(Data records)
-- start --
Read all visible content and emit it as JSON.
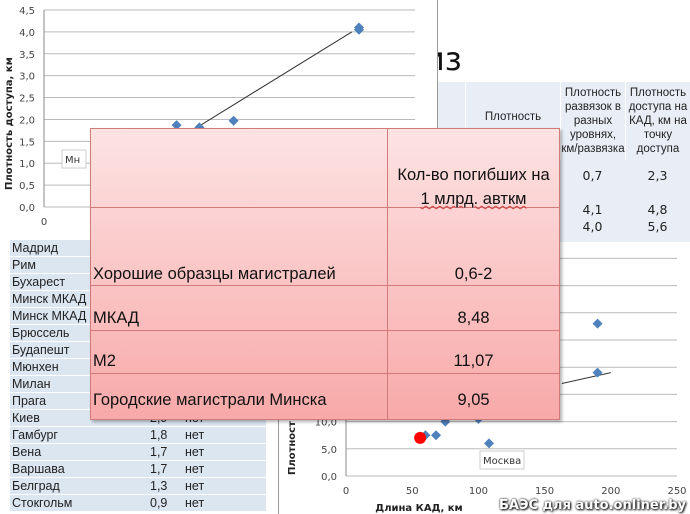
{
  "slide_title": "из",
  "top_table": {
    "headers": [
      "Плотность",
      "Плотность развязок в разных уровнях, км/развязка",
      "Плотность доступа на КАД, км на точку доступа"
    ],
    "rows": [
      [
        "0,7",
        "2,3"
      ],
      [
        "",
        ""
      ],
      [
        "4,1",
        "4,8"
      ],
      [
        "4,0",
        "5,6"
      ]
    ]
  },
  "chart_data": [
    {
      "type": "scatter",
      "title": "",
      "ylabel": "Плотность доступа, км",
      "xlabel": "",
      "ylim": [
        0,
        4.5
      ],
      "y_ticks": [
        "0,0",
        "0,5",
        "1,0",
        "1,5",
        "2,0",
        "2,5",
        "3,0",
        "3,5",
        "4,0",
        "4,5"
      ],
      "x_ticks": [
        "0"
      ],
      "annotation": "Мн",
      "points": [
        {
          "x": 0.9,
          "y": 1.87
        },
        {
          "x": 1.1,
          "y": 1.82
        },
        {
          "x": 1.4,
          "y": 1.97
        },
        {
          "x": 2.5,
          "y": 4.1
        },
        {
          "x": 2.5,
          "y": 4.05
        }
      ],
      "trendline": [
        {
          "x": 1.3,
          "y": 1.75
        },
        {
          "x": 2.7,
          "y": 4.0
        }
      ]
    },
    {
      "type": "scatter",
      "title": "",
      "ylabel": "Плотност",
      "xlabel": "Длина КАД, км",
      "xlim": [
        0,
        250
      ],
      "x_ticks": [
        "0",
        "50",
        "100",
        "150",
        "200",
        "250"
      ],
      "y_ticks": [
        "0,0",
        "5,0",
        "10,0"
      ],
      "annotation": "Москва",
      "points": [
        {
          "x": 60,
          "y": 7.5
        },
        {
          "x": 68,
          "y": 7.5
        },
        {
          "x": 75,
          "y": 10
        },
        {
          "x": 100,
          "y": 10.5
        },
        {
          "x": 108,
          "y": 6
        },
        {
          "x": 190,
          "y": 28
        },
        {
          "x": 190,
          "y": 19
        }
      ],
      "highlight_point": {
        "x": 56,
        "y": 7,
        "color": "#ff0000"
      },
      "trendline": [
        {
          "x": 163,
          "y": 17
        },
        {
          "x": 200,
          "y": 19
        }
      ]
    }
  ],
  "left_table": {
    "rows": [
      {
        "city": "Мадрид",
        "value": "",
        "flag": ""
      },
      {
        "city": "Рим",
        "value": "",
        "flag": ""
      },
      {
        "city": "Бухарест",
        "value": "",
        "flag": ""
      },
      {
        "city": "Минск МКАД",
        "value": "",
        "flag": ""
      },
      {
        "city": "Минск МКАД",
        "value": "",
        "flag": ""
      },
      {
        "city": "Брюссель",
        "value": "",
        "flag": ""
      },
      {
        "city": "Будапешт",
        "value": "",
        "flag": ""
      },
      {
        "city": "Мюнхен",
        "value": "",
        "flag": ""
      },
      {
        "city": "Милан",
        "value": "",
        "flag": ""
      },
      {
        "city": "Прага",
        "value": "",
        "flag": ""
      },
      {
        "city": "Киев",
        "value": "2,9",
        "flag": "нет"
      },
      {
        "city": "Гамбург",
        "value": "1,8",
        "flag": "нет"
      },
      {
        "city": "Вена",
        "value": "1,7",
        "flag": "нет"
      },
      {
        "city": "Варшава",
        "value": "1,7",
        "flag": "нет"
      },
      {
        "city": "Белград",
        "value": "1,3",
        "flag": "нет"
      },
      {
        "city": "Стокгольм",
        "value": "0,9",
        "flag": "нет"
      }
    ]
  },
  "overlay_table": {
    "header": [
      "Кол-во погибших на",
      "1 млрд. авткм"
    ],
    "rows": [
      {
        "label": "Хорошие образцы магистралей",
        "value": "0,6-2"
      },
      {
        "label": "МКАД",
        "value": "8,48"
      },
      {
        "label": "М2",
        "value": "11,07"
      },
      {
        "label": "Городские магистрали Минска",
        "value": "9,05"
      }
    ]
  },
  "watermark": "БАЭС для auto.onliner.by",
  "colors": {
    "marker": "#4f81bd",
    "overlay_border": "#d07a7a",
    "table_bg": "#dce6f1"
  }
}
-- end --
-- start --
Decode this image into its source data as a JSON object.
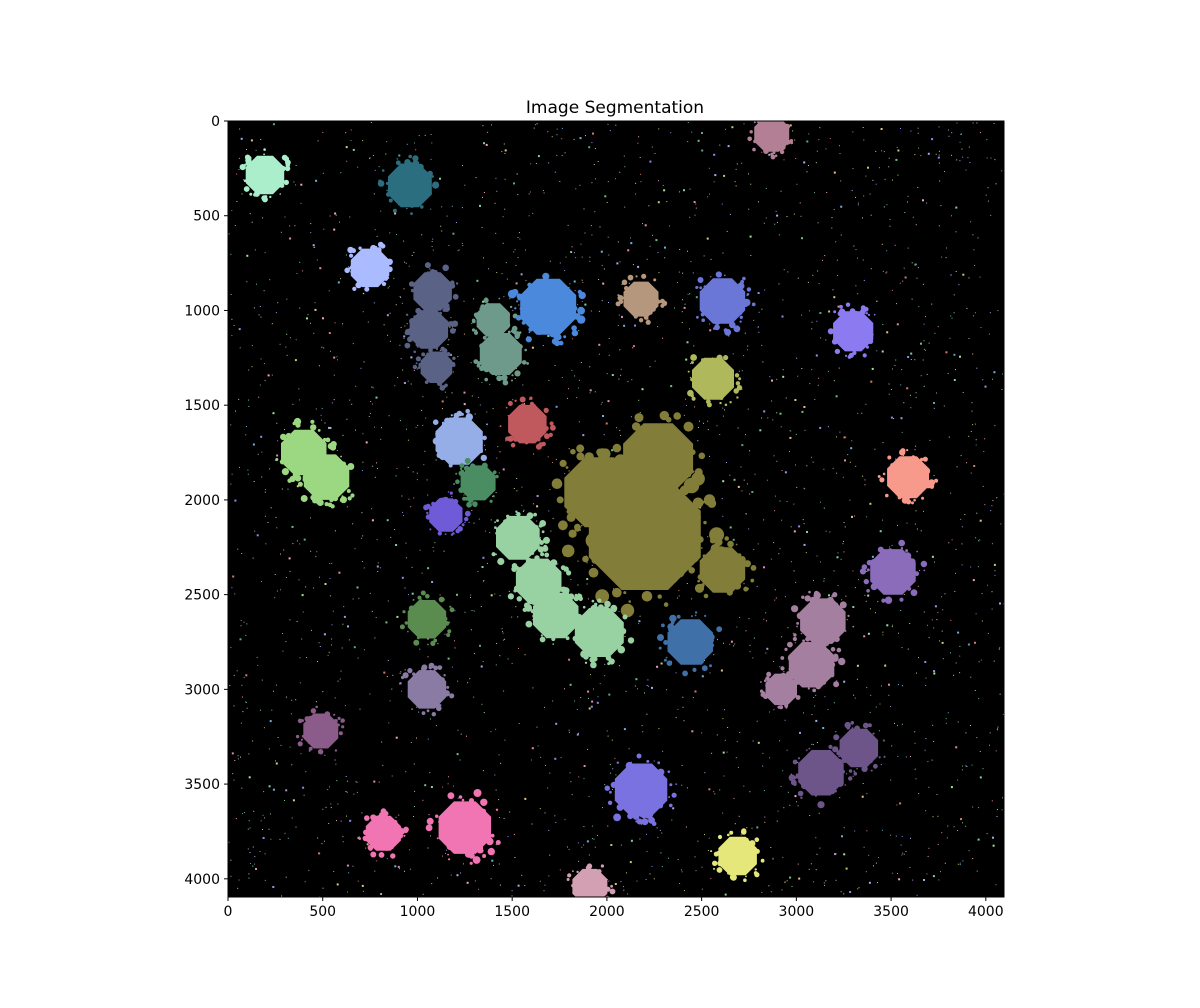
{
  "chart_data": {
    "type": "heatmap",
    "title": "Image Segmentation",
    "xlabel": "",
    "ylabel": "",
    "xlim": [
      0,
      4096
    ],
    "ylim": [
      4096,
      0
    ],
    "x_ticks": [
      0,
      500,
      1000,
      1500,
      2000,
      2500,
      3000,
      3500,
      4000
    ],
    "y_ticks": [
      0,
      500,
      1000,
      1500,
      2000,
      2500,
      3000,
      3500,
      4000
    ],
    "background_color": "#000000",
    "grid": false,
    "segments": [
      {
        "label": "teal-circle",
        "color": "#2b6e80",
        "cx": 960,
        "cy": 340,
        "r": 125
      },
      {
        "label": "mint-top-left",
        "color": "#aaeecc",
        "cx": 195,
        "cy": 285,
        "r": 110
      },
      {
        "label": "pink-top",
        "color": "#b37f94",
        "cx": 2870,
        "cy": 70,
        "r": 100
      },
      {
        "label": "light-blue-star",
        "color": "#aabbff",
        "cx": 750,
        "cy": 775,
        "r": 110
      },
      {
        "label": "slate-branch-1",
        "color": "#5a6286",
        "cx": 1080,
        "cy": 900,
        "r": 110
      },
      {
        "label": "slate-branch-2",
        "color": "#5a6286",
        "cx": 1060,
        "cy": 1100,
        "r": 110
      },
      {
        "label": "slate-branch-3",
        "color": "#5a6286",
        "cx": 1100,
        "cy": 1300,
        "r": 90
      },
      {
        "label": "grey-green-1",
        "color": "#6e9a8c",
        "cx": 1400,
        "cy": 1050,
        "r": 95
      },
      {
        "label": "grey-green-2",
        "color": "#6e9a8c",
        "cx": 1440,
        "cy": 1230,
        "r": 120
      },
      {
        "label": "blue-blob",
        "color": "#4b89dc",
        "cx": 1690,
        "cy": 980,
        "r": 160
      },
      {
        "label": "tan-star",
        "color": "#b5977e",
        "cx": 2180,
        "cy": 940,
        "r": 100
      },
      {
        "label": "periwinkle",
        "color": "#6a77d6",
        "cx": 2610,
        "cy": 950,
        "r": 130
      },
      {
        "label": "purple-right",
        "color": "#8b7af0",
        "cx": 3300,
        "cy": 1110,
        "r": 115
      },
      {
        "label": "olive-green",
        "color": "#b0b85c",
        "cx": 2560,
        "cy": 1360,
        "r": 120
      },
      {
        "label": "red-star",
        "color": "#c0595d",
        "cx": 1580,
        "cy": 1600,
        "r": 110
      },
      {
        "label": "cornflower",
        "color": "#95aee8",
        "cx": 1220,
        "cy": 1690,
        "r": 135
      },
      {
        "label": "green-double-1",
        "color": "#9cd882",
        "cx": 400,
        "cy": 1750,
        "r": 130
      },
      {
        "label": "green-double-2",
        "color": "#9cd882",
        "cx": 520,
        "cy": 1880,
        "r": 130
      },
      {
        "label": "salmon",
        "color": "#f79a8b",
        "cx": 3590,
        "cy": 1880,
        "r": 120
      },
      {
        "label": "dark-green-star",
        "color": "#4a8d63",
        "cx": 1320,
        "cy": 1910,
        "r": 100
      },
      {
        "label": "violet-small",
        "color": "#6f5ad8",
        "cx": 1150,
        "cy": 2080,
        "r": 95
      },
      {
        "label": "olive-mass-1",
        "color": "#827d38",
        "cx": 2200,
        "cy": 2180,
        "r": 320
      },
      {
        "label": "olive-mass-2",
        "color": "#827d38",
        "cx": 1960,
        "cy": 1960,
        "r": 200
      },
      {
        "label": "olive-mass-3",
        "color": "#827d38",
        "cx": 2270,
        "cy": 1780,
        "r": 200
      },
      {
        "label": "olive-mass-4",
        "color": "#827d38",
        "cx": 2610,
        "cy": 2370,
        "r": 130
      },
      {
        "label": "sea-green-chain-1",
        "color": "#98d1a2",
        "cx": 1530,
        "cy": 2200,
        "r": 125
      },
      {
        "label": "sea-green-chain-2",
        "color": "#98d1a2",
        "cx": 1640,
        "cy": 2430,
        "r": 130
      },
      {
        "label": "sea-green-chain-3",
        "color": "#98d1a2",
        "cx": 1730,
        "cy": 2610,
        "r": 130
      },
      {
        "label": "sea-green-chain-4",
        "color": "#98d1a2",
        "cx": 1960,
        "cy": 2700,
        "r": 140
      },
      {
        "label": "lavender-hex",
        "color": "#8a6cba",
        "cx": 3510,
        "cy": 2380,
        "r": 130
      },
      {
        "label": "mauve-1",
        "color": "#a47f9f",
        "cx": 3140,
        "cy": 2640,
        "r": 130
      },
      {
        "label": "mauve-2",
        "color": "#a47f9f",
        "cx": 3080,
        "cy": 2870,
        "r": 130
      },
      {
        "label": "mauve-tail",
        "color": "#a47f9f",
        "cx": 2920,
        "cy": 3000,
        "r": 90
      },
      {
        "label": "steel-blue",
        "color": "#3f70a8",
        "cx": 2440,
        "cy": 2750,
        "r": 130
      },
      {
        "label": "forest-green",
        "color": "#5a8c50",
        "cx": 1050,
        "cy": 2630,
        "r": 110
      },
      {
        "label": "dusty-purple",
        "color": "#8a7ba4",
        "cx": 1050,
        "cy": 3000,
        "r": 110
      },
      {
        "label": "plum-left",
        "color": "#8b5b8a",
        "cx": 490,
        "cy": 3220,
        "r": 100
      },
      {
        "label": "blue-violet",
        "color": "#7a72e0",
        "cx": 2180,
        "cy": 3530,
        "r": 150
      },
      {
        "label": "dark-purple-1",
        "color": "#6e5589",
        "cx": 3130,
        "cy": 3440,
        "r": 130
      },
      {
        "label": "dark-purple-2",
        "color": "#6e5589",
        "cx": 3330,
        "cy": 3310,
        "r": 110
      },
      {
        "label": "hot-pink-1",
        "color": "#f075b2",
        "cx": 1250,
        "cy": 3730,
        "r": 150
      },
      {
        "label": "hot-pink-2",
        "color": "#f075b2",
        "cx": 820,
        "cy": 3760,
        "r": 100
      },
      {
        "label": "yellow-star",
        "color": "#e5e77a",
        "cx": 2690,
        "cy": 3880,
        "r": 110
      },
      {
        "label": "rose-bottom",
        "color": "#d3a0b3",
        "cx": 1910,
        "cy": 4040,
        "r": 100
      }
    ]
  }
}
-- end --
Gather each line that holds "ylabel".

Finished answer:
      "ylabel": "Плотность доступа, км",
      "ylabel": "Плотност",
    "ylabel": "",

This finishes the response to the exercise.